**Stated exercise**
Copy each line of the entries that contains the word "horizontal".

**Supplied data**

_ _ _ _

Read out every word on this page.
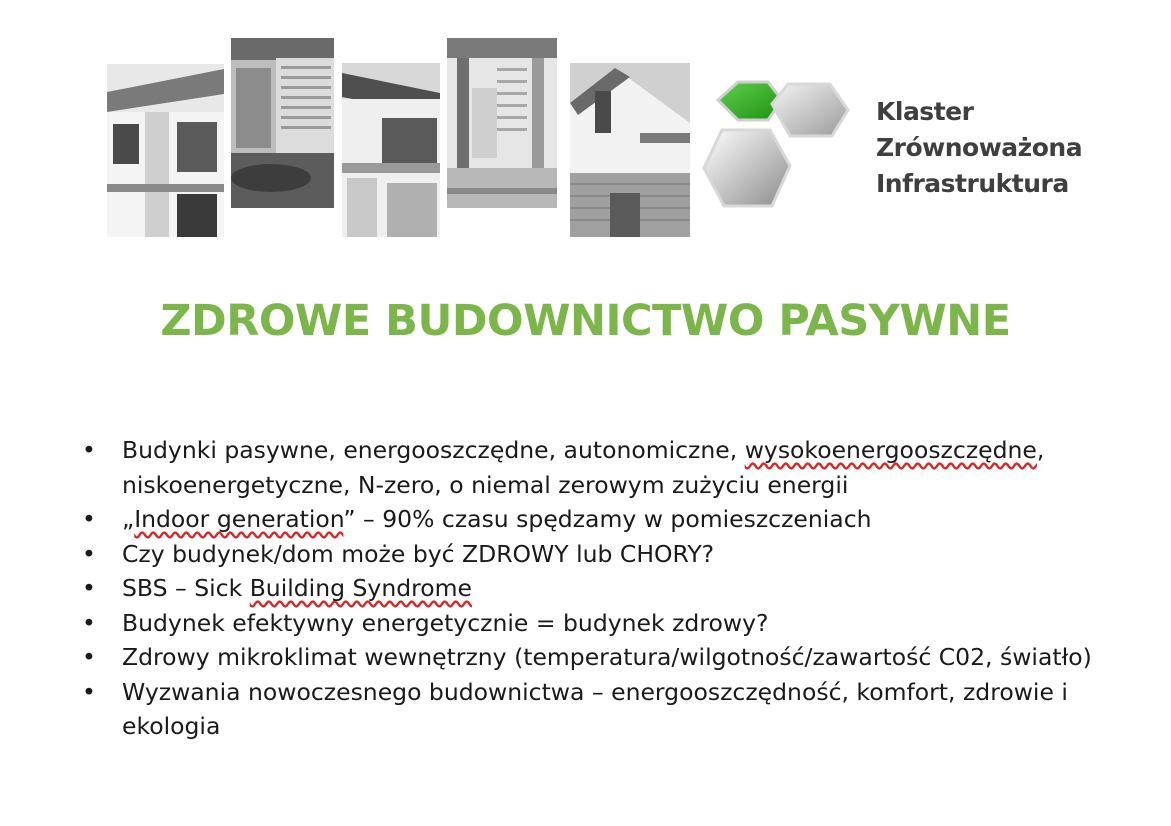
Klaster
Zrównoważona
Infrastruktura
ZDROWE BUDOWNICTWO PASYWNE
• Budynki pasywne, energooszczędne, autonomiczne, wysokoenergooszczędne, niskoenergetyczne, N-zero, o niemal zerowym zużyciu energii
• „Indoor generation” – 90% czasu spędzamy w pomieszczeniach
• Czy budynek/dom może być ZDROWY lub CHORY?
• SBS – Sick Building Syndrome
• Budynek efektywny energetycznie = budynek zdrowy?
• Zdrowy mikroklimat wewnętrzny (temperatura/wilgotność/zawartość C02, światło)
• Wyzwania nowoczesnego budownictwa – energooszczędność, komfort, zdrowie i ekologia
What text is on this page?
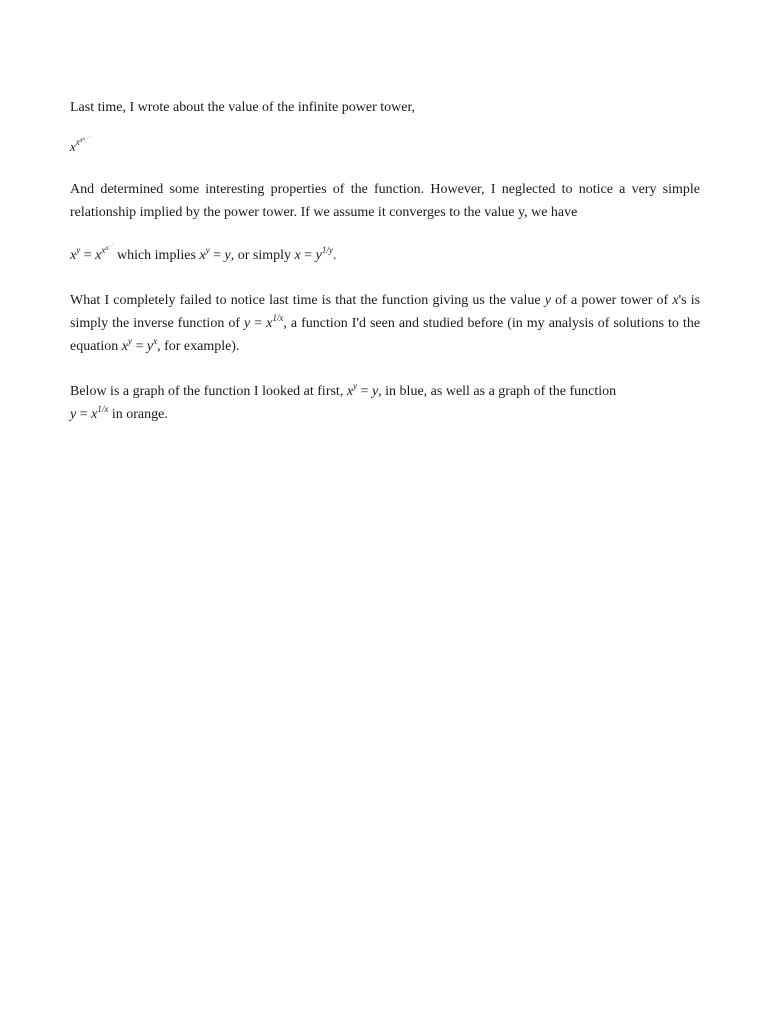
Last time, I wrote about the value of the infinite power tower,

$x^{x^{x^{x⋰}}}$

And determined some interesting properties of the function. However, I neglected to notice a very simple relationship implied by the power tower. If we assume it converges to the value y, we have

$x^y = x^{x^{x^⋰}}$ which implies $x^y = y$, or simply $x = y^{1/y}$.

What I completely failed to notice last time is that the function giving us the value y of a power tower of x's is simply the inverse function of $y = x^{1/x}$, a function I'd seen and studied before (in my analysis of solutions to the equation $x^y = y^x$, for example).

Below is a graph of the function I looked at first, $x^y = y$, in blue, as well as a graph of the function
$y = x^{1/x}$ in orange.
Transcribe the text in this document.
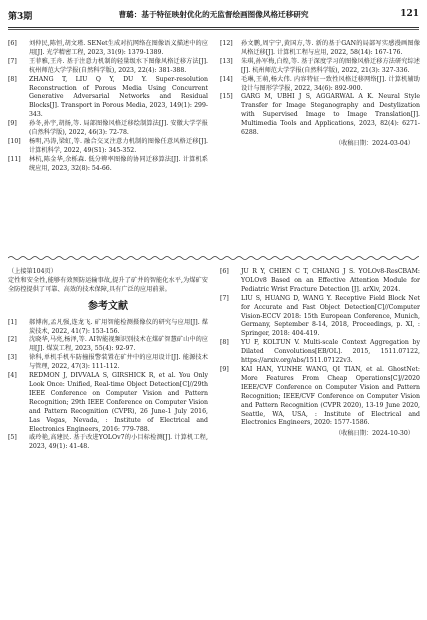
第3期	曹璐：基于特征映射优化的无监督绘画图像风格迁移研究	121
[6] 刘仲民,陈恒,胡文瑾. SENet生成对抗网络在图像语义描述中的应用[J]. 光学精密工程, 2023, 31(9): 1379-1389.
[7] 王菲雅,王舟. 基于注意力机制的轻量级水下图像风格迁移方法[J]. 杭州师范大学学报(自然科学版), 2023, 22(4): 381-388.
[8] ZHANG T, LIU Q Y, DU Y. Super-resolution Reconstruction of Porous Media Using Concurrent Generative Adversarial Networks and Residual Blocks[J]. Transport in Porous Media, 2023, 149(1): 299-343.
[9] 孙冬,孙宇,胡扬,等. 局部图像风格迁移绘制算法[J]. 安徽大学学报(自然科学版), 2022, 46(3): 72-78.
[10] 杨明,冯涛,梁虹,等. 融合交叉注意力机制的图像任意风格迁移[J]. 计算机科学, 2022, 49(S1): 345-352.
[11] 林杭,陈金华,余栎森. 低分辨率图像的协同迁移算法[J]. 计算机系统应用, 2023, 32(8): 54-66.
[12] 孙文鹏,周宁宁,黄国方,等. 新的基于GAN的局部写实感漫画图像风格迁移[J]. 计算机工程与应用, 2022, 58(14): 167-176.
[13] 朱琪,孙军梅,白煌,等. 基于深度学习的图像风格迁移方法研究综述[J]. 杭州师范大学学报(自然科学版), 2022, 21(3): 327-336.
[14] 毛琳,王萌,杨大伟. 内容特征一致性风格迁移网络[J]. 计算机辅助设计与图形学学报, 2022, 34(6): 892-900.
[15] GARG M, UBHI J S, AGGARWAL A K. Neural Style Transfer for Image Steganography and Destylization with Supervised Image to Image Translation[J]. Multimedia Tools and Applications, 2023, 82(4): 6271-6288.
（收稿日期：2024-03-04）
（上接第104页）
定性和安全性,能够有效预防运输事故,提升了矿井的智能化水平,为煤矿安全防控提供了可靠、高效的技术保障,具有广泛的应用前景。
参考文献
[1] 郝博南,孟凡强,连龙飞. 矿用智能检测摄像仪的研究与应用[J]. 煤炭技术, 2022, 41(7): 153-156.
[2] 沈晓华,马亮,杨泽,等. AI智能视频识别技术在煤矿智慧矿山中的应用[J]. 煤炭工程, 2023, 55(4): 92-97.
[3] 徐科,单机手机车防撞报警装置在矿井中的应用设计[J]. 能源技术与管理, 2022, 47(3): 111-112.
[4] REDMON J, DIVVALA S, GIRSHICK R, et al. You Only Look Once: Unified, Real-time Object Detection[C]//29th IEEE Conference on Computer Vision and Pattern Recognition; 29th IEEE Conference on Computer Vision and Pattern Recognition (CVPR), 26 June-1 July 2016, Las Vegas, Nevada, : Institute of Electrical and Electronics Engineers, 2016: 779-788.
[5] 戚玲艳,高建民. 基于改进YOLOv7的小目标检测[J]. 计算机工程, 2023, 49(1): 41-48.
[6] JU R Y, CHIEN C T, CHIANG J S. YOLOv8-ResCBAM: YOLOv8 Based on an Effective Attention Module for Pediatric Wrist Fracture Detection [J]. arXiv, 2024.
[7] LIU S, HUANG D, WANG Y. Receptive Field Block Net for Accurate and Fast Object Detection[C]//Computer Vision-ECCV 2018: 15th European Conference, Munich, Germany, September 8-14, 2018, Proceedings, p. XI, : Springer, 2018: 404-419.
[8] YU F, KOLTUN V. Multi-scale Context Aggregation by Dilated Convolutions[EB/OL]. 2015, 1511.07122, https://arxiv.org/abs/1511.07122v3.
[9] KAI HAN, YUNHE WANG, QI TIAN, et al. GhostNet: More Features From Cheap Operations[C]//2020 IEEE/CVF Conference on Computer Vision and Pattern Recognition; IEEE/CVF Conference on Computer Vision and Pattern Recognition (CVPR 2020), 13-19 June 2020, Seattle, WA, USA, : Institute of Electrical and Electronics Engineers, 2020: 1577-1586.
（收稿日期：2024-10-30）
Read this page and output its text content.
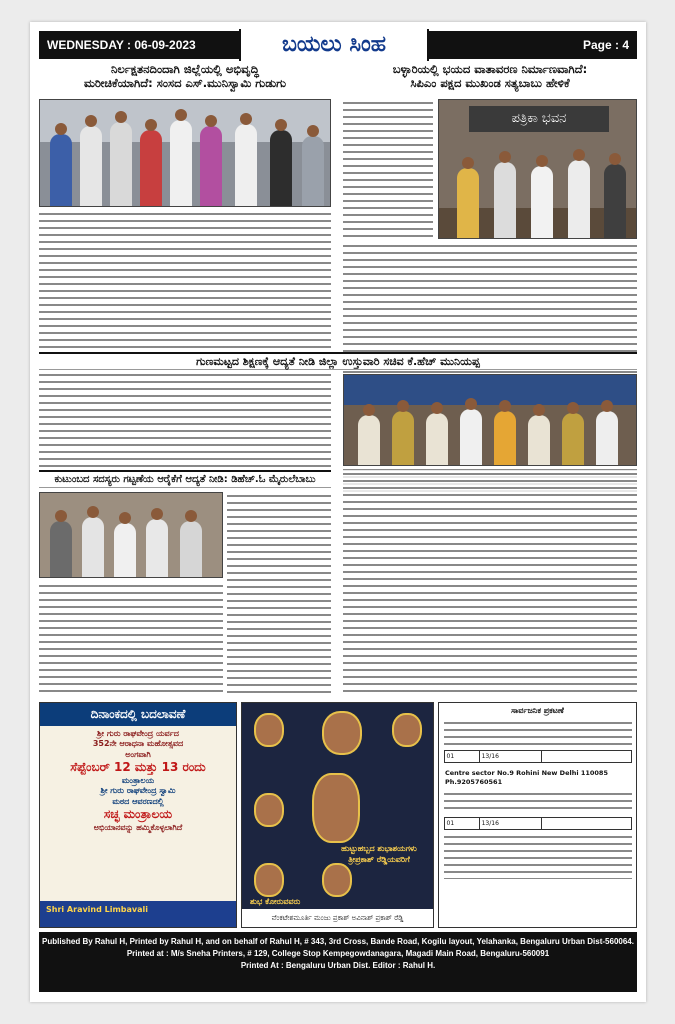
WEDNESDAY : 06-09-2023	ಬಯಲು ಸಿಂಹ	Page : 4
ನಿರ್ಲಕ್ಷತನದಿಂದಾಗಿ ಜಿಲ್ಲೆಯಲ್ಲಿ ಅಭಿವೃದ್ಧಿ
ಮರೀಚಿಕೆಯಾಗಿದೆ: ಸಂಸದ ಎಸ್.ಮುನಿಸ್ವಾಮಿ ಗುಡುಗು
ಬಳ್ಳಾರಿಯಲ್ಲಿ ಭಯದ ವಾತಾವರಣ ನಿರ್ಮಾಣವಾಗಿದೆ:
ಸಿಪಿಎಂ ಪಕ್ಷದ ಮುಖಂಡ ಸತ್ಯಬಾಬು ಹೇಳಿಕೆ
ಪತ್ರಿಕಾ ಭವನ
ಗುಣಮಟ್ಟದ ಶಿಕ್ಷಣಕ್ಕೆ ಆದ್ಯತೆ ನೀಡಿ ಜಿಲ್ಲಾ ಉಸ್ತುವಾರಿ ಸಚಿವ ಕೆ.ಹೆಚ್ ಮುನಿಯಪ್ಪ
ಕುಟುಂಬದ ಸದಸ್ಯರು ಗಟ್ಟಣೆಯ ಆರೈಕೆಗೆ ಆದ್ಯತೆ ನೀಡಿ: ಡಿಹೆಚ್.ಓ ಮೈರುಲೆಬಾಬು
ದಿನಾಂಕದಲ್ಲಿ ಬದಲಾವಣೆ
ಶ್ರೀ ಗುರು ರಾಘವೇಂದ್ರ ಯರ್ವದ
352ನೇ ಆರಾಧನಾ ಮಹೋತ್ಸವದ
ಅಂಗವಾಗಿ
ಸೆಪ್ಟೆಂಬರ್ 12 ಮತ್ತು 13 ರಂದು
ಮಂತ್ರಾಲಯ
ಶ್ರೀ ಗುರು ರಾಘವೇಂದ್ರ ಸ್ವಾಮಿ
ಮಠದ ಆವರಣದಲ್ಲಿ
ಸಚ್ಛ ಮಂತ್ರಾಲಯ
ಅಭಿಯಾನವನ್ನು ಹಮ್ಮಿಕೊಳ್ಳಲಾಗಿದೆ
Shri Aravind Limbavali
ಹುಟ್ಟುಹಬ್ಬದ ಶುಭಾಶಯಗಳು ತ್ರೀಪ್ರಕಾಶ್ ರೆಡ್ಡಿಯವರಿಗೆ
ಶುಭ ಕೋರುವವರು
ವೆಂಕಟೇಶಮೂರ್ತಿ ಮಂಜು ಪ್ರಕಾಶ್ ಅವಿನಾಶ್ ಪ್ರಕಾಶ್ ರೆಡ್ಡಿ
ಸಾರ್ವಜನಿಕ ಪ್ರಕಟಣೆ
01	13/16	
Centre sector No.9 Rohini New Delhi 110085 Ph.9205760561
01	13/16	
Published By Rahul H, Printed by Rahul H, and on behalf of Rahul H, # 343, 3rd Cross, Bande Road, Kogilu layout, Yelahanka, Bengaluru Urban Dist-560064.
Printed at : M/s Sneha Printers, # 129, College Stop Kempegowdanagara, Magadi Main Road, Bengaluru-560091
Printed At : Bengaluru Urban Dist. Editor : Rahul H.
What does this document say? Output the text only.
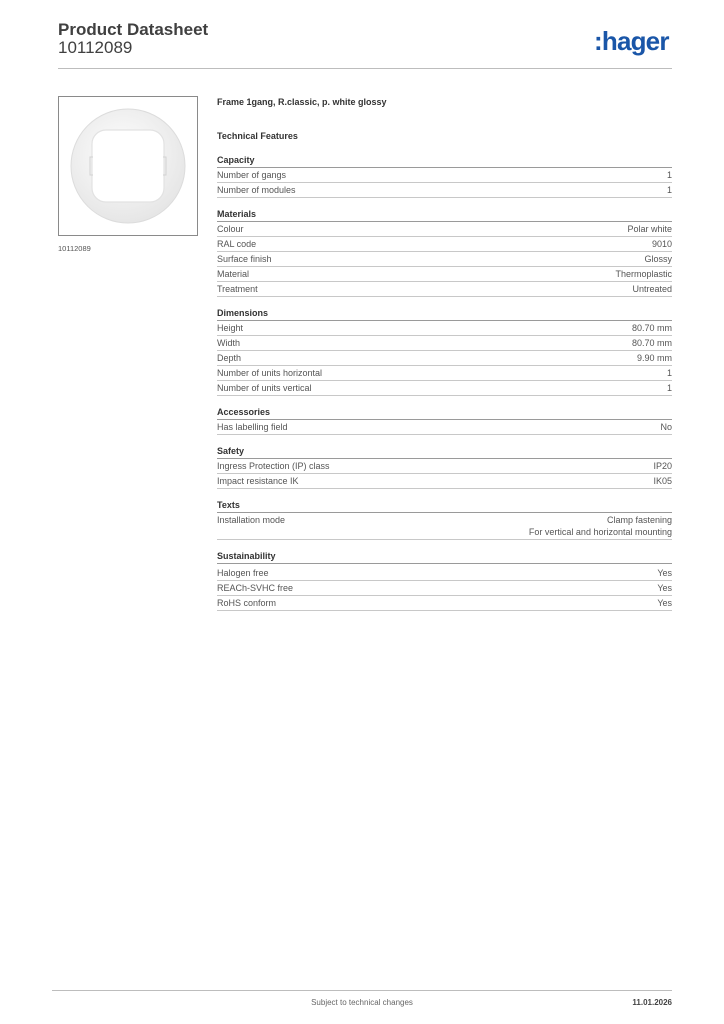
Product Datasheet
10112089	:hager
10112089
Frame 1gang, R.classic, p. white glossy
Technical Features
Capacity
Number of gangs	1
Number of modules	1
Materials
Colour	Polar white
RAL code	9010
Surface finish	Glossy
Material	Thermoplastic
Treatment	Untreated
Dimensions
Height	80.70 mm
Width	80.70 mm
Depth	9.90 mm
Number of units horizontal	1
Number of units vertical	1
Accessories
Has labelling field	No
Safety
Ingress Protection (IP) class	IP20
Impact resistance IK	IK05
Texts
Installation mode	Clamp fastening
For vertical and horizontal mounting
Sustainability
Halogen free	Yes
REACh-SVHC free	Yes
RoHS conform	Yes
Subject to technical changes	11.01.2026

_ _ _ _

**Worked answer**
Number of units horizontal	1
For vertical and horizontal mounting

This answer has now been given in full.